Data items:

----------

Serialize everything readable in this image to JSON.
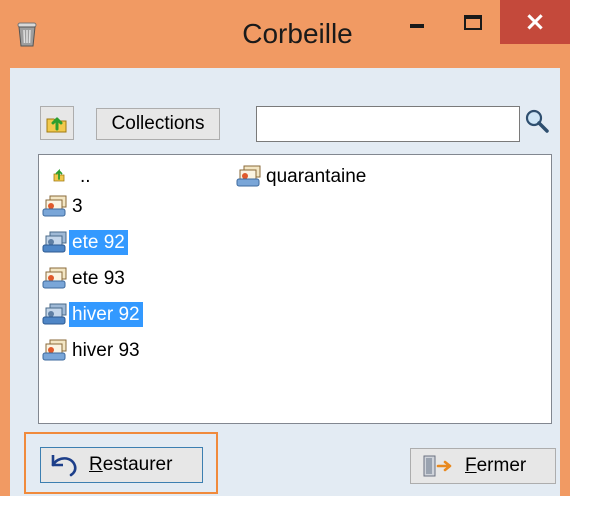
{
  "window": {
    "title": "Corbeille",
    "minimize_glyph": "–",
    "maximize_glyph": "□",
    "close_glyph": "×",
    "frame_color": "#f19a63",
    "close_hover_color": "#c4493b"
  },
  "toolbar": {
    "up_icon": "folder-up-icon",
    "collections_label": "Collections",
    "search_value": "",
    "search_icon": "magnifier-icon"
  },
  "list": {
    "selection_color": "#3399ff",
    "items": [
      {
        "label": "..",
        "icon": "parent-folder-icon",
        "selected": false
      },
      {
        "label": "3",
        "icon": "collection-icon",
        "selected": false
      },
      {
        "label": "ete 92",
        "icon": "collection-icon",
        "selected": true
      },
      {
        "label": "ete 93",
        "icon": "collection-icon",
        "selected": false
      },
      {
        "label": "hiver 92",
        "icon": "collection-icon",
        "selected": true
      },
      {
        "label": "hiver 93",
        "icon": "collection-icon",
        "selected": false
      },
      {
        "label": "quarantaine",
        "icon": "collection-icon",
        "selected": false
      }
    ]
  },
  "buttons": {
    "restore_first": "R",
    "restore_rest": "estaurer",
    "restore_icon": "undo-arrow-icon",
    "close_first": "F",
    "close_rest": "ermer",
    "close_icon": "exit-door-icon",
    "focus_color": "#f08a3c"
  }
}
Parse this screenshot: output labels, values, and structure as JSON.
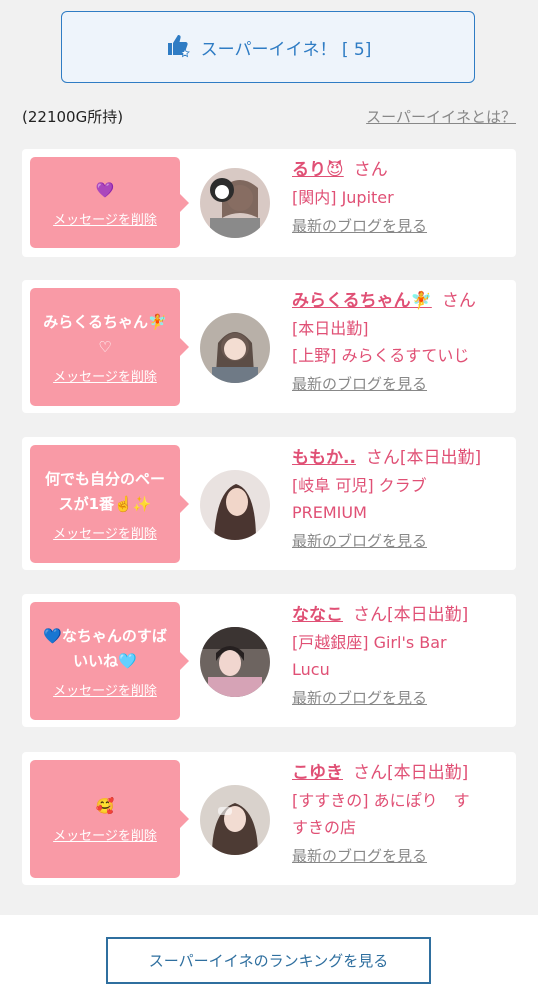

----------

Can you restate all the records above word for word while dropping the pictures?

Serialize everything readable in this image to JSON.
{
  "window": {
    "title": "Corbeille",
    "minimize_glyph": "–",
    "maximize_glyph": "□",
    "close_glyph": "×",
    "frame_color": "#f19a63",
    "close_hover_color": "#c4493b"
  },
  "toolbar": {
    "up_icon": "folder-up-icon",
    "collections_label": "Collections",
    "search_value": "",
    "search_icon": "magnifier-icon"
  },
  "list": {
    "selection_color": "#3399ff",
    "items": [
      {
        "label": "..",
        "icon": "parent-folder-icon",
        "selected": false
      },
      {
        "label": "3",
        "icon": "collection-icon",
        "selected": false
      },
      {
        "label": "ete 92",
        "icon": "collection-icon",
        "selected": true
      },
      {
        "label": "ete 93",
        "icon": "collection-icon",
        "selected": false
      },
      {
        "label": "hiver 92",
        "icon": "collection-icon",
        "selected": true
      },
      {
        "label": "hiver 93",
        "icon": "collection-icon",
        "selected": false
      },
      {
        "label": "quarantaine",
        "icon": "collection-icon",
        "selected": false
      }
    ]
  },
  "buttons": {
    "restore_first": "R",
    "restore_rest": "estaurer",
    "restore_icon": "undo-arrow-icon",
    "close_first": "F",
    "close_rest": "ermer",
    "close_icon": "exit-door-icon",
    "focus_color": "#f08a3c"
  }
}
Parse this screenshot: output labels, values, and structure as JSON.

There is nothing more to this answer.